— BEGIN GIVEN ENTRIES —

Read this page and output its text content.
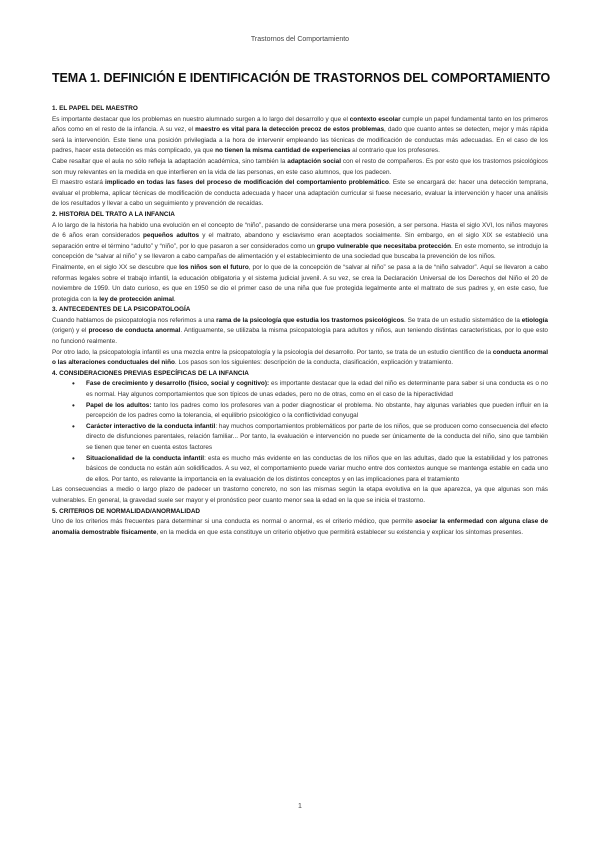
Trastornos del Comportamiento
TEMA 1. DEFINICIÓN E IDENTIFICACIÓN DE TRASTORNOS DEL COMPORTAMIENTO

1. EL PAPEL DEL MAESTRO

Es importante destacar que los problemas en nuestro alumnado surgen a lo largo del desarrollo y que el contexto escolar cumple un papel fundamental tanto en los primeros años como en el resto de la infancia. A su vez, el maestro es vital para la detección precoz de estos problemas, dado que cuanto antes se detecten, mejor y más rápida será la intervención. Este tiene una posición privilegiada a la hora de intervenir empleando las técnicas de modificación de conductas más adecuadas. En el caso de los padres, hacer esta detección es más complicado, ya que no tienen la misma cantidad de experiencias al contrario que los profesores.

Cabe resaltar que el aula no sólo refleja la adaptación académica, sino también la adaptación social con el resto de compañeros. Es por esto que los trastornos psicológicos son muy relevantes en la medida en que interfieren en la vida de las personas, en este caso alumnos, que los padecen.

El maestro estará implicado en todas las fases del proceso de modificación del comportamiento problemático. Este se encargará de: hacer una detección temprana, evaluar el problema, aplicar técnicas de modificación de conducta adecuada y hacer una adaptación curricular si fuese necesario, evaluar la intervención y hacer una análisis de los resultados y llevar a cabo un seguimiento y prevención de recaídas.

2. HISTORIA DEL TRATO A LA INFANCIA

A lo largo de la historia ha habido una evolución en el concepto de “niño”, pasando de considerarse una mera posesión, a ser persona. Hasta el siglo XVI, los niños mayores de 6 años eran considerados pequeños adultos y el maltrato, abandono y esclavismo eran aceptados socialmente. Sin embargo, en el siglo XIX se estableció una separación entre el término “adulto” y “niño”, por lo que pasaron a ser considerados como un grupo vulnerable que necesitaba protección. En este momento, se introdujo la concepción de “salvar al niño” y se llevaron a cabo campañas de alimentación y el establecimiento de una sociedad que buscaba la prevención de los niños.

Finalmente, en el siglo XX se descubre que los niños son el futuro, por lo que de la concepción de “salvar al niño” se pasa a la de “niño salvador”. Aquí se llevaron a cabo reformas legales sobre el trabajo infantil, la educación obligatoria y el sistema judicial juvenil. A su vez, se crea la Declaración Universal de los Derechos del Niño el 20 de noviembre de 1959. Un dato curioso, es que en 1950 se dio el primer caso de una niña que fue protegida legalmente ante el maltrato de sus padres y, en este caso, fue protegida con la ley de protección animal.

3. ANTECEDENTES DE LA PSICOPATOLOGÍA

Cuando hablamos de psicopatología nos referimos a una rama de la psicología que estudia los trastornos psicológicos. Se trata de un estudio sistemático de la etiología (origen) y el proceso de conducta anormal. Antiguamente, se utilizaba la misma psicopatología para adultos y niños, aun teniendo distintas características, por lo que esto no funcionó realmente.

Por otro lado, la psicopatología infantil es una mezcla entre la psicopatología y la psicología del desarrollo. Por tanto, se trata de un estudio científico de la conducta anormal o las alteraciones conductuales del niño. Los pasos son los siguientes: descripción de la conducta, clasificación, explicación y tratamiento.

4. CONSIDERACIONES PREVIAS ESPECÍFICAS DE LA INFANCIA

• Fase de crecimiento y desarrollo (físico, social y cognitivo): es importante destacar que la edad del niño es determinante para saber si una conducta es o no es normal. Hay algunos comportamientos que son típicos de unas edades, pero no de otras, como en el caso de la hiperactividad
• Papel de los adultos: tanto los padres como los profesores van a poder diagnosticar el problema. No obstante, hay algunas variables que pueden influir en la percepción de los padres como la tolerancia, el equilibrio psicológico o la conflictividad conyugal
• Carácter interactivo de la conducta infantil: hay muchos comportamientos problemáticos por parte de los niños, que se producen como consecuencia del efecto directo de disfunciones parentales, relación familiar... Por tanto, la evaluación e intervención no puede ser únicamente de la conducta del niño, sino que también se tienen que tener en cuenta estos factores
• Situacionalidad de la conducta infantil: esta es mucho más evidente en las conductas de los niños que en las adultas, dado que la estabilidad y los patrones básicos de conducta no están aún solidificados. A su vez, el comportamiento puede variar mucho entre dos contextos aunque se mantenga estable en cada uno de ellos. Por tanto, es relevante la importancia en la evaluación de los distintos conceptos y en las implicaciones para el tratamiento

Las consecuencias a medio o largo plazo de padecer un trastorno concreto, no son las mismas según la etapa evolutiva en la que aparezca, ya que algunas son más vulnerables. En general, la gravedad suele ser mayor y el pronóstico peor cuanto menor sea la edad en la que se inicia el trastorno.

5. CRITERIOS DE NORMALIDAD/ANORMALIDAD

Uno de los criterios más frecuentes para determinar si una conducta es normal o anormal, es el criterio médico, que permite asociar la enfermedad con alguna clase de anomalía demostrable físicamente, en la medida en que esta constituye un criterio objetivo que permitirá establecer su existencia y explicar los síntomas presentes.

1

— END GIVEN ENTRIES —

▸ STATED TASK: Transcribe all entries above exactly. Drop the pictures.

▸ TASK RESPONSE:
Read this page and output its text content.
Trastornos del Comportamiento
TEMA 1. DEFINICIÓN E IDENTIFICACIÓN DE TRASTORNOS DEL COMPORTAMIENTO

1. EL PAPEL DEL MAESTRO

Es importante destacar que los problemas en nuestro alumnado surgen a lo largo del desarrollo y que el contexto escolar cumple un papel fundamental tanto en los primeros años como en el resto de la infancia. A su vez, el maestro es vital para la detección precoz de estos problemas, dado que cuanto antes se detecten, mejor y más rápida será la intervención. Este tiene una posición privilegiada a la hora de intervenir empleando las técnicas de modificación de conductas más adecuadas. En el caso de los padres, hacer esta detección es más complicado, ya que no tienen la misma cantidad de experiencias al contrario que los profesores.

Cabe resaltar que el aula no sólo refleja la adaptación académica, sino también la adaptación social con el resto de compañeros. Es por esto que los trastornos psicológicos son muy relevantes en la medida en que interfieren en la vida de las personas, en este caso alumnos, que los padecen.

El maestro estará implicado en todas las fases del proceso de modificación del comportamiento problemático. Este se encargará de: hacer una detección temprana, evaluar el problema, aplicar técnicas de modificación de conducta adecuada y hacer una adaptación curricular si fuese necesario, evaluar la intervención y hacer una análisis de los resultados y llevar a cabo un seguimiento y prevención de recaídas.

2. HISTORIA DEL TRATO A LA INFANCIA

A lo largo de la historia ha habido una evolución en el concepto de “niño”, pasando de considerarse una mera posesión, a ser persona. Hasta el siglo XVI, los niños mayores de 6 años eran considerados pequeños adultos y el maltrato, abandono y esclavismo eran aceptados socialmente. Sin embargo, en el siglo XIX se estableció una separación entre el término “adulto” y “niño”, por lo que pasaron a ser considerados como un grupo vulnerable que necesitaba protección. En este momento, se introdujo la concepción de “salvar al niño” y se llevaron a cabo campañas de alimentación y el establecimiento de una sociedad que buscaba la prevención de los niños.

Finalmente, en el siglo XX se descubre que los niños son el futuro, por lo que de la concepción de “salvar al niño” se pasa a la de “niño salvador”. Aquí se llevaron a cabo reformas legales sobre el trabajo infantil, la educación obligatoria y el sistema judicial juvenil. A su vez, se crea la Declaración Universal de los Derechos del Niño el 20 de noviembre de 1959. Un dato curioso, es que en 1950 se dio el primer caso de una niña que fue protegida legalmente ante el maltrato de sus padres y, en este caso, fue protegida con la ley de protección animal.

3. ANTECEDENTES DE LA PSICOPATOLOGÍA

Cuando hablamos de psicopatología nos referimos a una rama de la psicología que estudia los trastornos psicológicos. Se trata de un estudio sistemático de la etiología (origen) y el proceso de conducta anormal. Antiguamente, se utilizaba la misma psicopatología para adultos y niños, aun teniendo distintas características, por lo que esto no funcionó realmente.

Por otro lado, la psicopatología infantil es una mezcla entre la psicopatología y la psicología del desarrollo. Por tanto, se trata de un estudio científico de la conducta anormal o las alteraciones conductuales del niño. Los pasos son los siguientes: descripción de la conducta, clasificación, explicación y tratamiento.

4. CONSIDERACIONES PREVIAS ESPECÍFICAS DE LA INFANCIA

• Fase de crecimiento y desarrollo (físico, social y cognitivo): es importante destacar que la edad del niño es determinante para saber si una conducta es o no es normal. Hay algunos comportamientos que son típicos de unas edades, pero no de otras, como en el caso de la hiperactividad
• Papel de los adultos: tanto los padres como los profesores van a poder diagnosticar el problema. No obstante, hay algunas variables que pueden influir en la percepción de los padres como la tolerancia, el equilibrio psicológico o la conflictividad conyugal
• Carácter interactivo de la conducta infantil: hay muchos comportamientos problemáticos por parte de los niños, que se producen como consecuencia del efecto directo de disfunciones parentales, relación familiar... Por tanto, la evaluación e intervención no puede ser únicamente de la conducta del niño, sino que también se tienen que tener en cuenta estos factores
• Situacionalidad de la conducta infantil: esta es mucho más evidente en las conductas de los niños que en las adultas, dado que la estabilidad y los patrones básicos de conducta no están aún solidificados. A su vez, el comportamiento puede variar mucho entre dos contextos aunque se mantenga estable en cada uno de ellos. Por tanto, es relevante la importancia en la evaluación de los distintos conceptos y en las implicaciones para el tratamiento

Las consecuencias a medio o largo plazo de padecer un trastorno concreto, no son las mismas según la etapa evolutiva en la que aparezca, ya que algunas son más vulnerables. En general, la gravedad suele ser mayor y el pronóstico peor cuanto menor sea la edad en la que se inicia el trastorno.

5. CRITERIOS DE NORMALIDAD/ANORMALIDAD

Uno de los criterios más frecuentes para determinar si una conducta es normal o anormal, es el criterio médico, que permite asociar la enfermedad con alguna clase de anomalía demostrable físicamente, en la medida en que esta constituye un criterio objetivo que permitirá establecer su existencia y explicar los síntomas presentes.

1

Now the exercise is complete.